**WORK TO BE COMPLETED:**
Retype all of the entries word for word.

Collection entries

○ ○ ○ ○

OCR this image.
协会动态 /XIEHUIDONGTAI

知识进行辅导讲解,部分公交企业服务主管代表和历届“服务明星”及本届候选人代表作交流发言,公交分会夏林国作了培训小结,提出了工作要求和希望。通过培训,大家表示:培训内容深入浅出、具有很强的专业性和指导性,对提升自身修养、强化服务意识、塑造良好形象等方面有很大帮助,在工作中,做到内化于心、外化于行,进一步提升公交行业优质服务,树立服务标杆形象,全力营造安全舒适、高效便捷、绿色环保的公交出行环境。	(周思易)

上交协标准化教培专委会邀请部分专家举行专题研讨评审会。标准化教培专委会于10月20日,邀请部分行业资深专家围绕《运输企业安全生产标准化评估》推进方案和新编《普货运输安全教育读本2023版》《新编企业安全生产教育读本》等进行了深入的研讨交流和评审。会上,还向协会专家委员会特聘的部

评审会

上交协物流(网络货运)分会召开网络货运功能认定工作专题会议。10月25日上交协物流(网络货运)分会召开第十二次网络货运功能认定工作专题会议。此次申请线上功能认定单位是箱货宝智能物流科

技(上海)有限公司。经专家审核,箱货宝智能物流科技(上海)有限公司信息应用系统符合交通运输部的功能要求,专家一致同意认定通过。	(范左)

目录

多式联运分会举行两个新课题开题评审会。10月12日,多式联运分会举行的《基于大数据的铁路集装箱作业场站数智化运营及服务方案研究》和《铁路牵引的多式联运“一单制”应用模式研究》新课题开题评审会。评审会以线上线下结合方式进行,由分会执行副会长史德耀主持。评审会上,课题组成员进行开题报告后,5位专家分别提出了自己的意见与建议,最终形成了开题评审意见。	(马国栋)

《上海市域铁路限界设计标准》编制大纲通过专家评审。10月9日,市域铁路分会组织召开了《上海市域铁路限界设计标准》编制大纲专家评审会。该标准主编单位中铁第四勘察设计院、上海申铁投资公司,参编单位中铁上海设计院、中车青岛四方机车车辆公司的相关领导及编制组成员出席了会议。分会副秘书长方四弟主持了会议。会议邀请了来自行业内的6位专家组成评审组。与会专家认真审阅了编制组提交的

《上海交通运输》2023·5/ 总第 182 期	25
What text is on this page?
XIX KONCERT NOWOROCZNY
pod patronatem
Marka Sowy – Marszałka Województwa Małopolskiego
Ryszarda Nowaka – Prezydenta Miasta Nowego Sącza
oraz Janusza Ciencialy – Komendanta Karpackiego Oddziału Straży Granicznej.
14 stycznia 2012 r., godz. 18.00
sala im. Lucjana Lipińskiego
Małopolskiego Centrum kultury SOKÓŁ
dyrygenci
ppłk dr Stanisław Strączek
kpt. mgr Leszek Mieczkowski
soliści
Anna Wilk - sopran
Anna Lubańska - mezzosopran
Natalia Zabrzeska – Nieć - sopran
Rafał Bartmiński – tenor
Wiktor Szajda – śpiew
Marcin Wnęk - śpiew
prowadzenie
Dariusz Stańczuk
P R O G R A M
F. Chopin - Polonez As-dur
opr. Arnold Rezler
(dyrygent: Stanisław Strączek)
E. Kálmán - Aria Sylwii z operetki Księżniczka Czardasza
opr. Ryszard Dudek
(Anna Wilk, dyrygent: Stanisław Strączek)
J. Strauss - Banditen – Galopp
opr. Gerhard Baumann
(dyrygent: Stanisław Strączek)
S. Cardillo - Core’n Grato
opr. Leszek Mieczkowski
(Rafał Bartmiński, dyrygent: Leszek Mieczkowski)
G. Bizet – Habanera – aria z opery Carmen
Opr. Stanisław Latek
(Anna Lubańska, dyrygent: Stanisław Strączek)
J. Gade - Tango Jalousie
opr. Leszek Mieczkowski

○ ○ ○ ○

**EXERCISE RESPONSE:**
OCR this image.
协会动态 /XIEHUIDONGTAI

知识进行辅导讲解,部分公交企业服务主管代表和历届“服务明星”及本届候选人代表作交流发言,公交分会夏林国作了培训小结,提出了工作要求和希望。通过培训,大家表示:培训内容深入浅出、具有很强的专业性和指导性,对提升自身修养、强化服务意识、塑造良好形象等方面有很大帮助,在工作中,做到内化于心、外化于行,进一步提升公交行业优质服务,树立服务标杆形象,全力营造安全舒适、高效便捷、绿色环保的公交出行环境。	(周思易)

上交协标准化教培专委会邀请部分专家举行专题研讨评审会。标准化教培专委会于10月20日,邀请部分行业资深专家围绕《运输企业安全生产标准化评估》推进方案和新编《普货运输安全教育读本2023版》《新编企业安全生产教育读本》等进行了深入的研讨交流和评审。会上,还向协会专家委员会特聘的部

评审会

上交协物流(网络货运)分会召开网络货运功能认定工作专题会议。10月25日上交协物流(网络货运)分会召开第十二次网络货运功能认定工作专题会议。此次申请线上功能认定单位是箱货宝智能物流科

技(上海)有限公司。经专家审核,箱货宝智能物流科技(上海)有限公司信息应用系统符合交通运输部的功能要求,专家一致同意认定通过。	(范左)

目录

多式联运分会举行两个新课题开题评审会。10月12日,多式联运分会举行的《基于大数据的铁路集装箱作业场站数智化运营及服务方案研究》和《铁路牵引的多式联运“一单制”应用模式研究》新课题开题评审会。评审会以线上线下结合方式进行,由分会执行副会长史德耀主持。评审会上,课题组成员进行开题报告后,5位专家分别提出了自己的意见与建议,最终形成了开题评审意见。	(马国栋)

《上海市域铁路限界设计标准》编制大纲通过专家评审。10月9日,市域铁路分会组织召开了《上海市域铁路限界设计标准》编制大纲专家评审会。该标准主编单位中铁第四勘察设计院、上海申铁投资公司,参编单位中铁上海设计院、中车青岛四方机车车辆公司的相关领导及编制组成员出席了会议。分会副秘书长方四弟主持了会议。会议邀请了来自行业内的6位专家组成评审组。与会专家认真审阅了编制组提交的

《上海交通运输》2023·5/ 总第 182 期	25
What text is on this page?
XIX KONCERT NOWOROCZNY
pod patronatem
Marka Sowy – Marszałka Województwa Małopolskiego
Ryszarda Nowaka – Prezydenta Miasta Nowego Sącza
oraz Janusza Ciencialy – Komendanta Karpackiego Oddziału Straży Granicznej.
14 stycznia 2012 r., godz. 18.00
sala im. Lucjana Lipińskiego
Małopolskiego Centrum kultury SOKÓŁ
dyrygenci
ppłk dr Stanisław Strączek
kpt. mgr Leszek Mieczkowski
soliści
Anna Wilk - sopran
Anna Lubańska - mezzosopran
Natalia Zabrzeska – Nieć - sopran
Rafał Bartmiński – tenor
Wiktor Szajda – śpiew
Marcin Wnęk - śpiew
prowadzenie
Dariusz Stańczuk
P R O G R A M
F. Chopin - Polonez As-dur
opr. Arnold Rezler
(dyrygent: Stanisław Strączek)
E. Kálmán - Aria Sylwii z operetki Księżniczka Czardasza
opr. Ryszard Dudek
(Anna Wilk, dyrygent: Stanisław Strączek)
J. Strauss - Banditen – Galopp
opr. Gerhard Baumann
(dyrygent: Stanisław Strączek)
S. Cardillo - Core’n Grato
opr. Leszek Mieczkowski
(Rafał Bartmiński, dyrygent: Leszek Mieczkowski)
G. Bizet – Habanera – aria z opery Carmen
Opr. Stanisław Latek
(Anna Lubańska, dyrygent: Stanisław Strączek)
J. Gade - Tango Jalousie
opr. Leszek Mieczkowski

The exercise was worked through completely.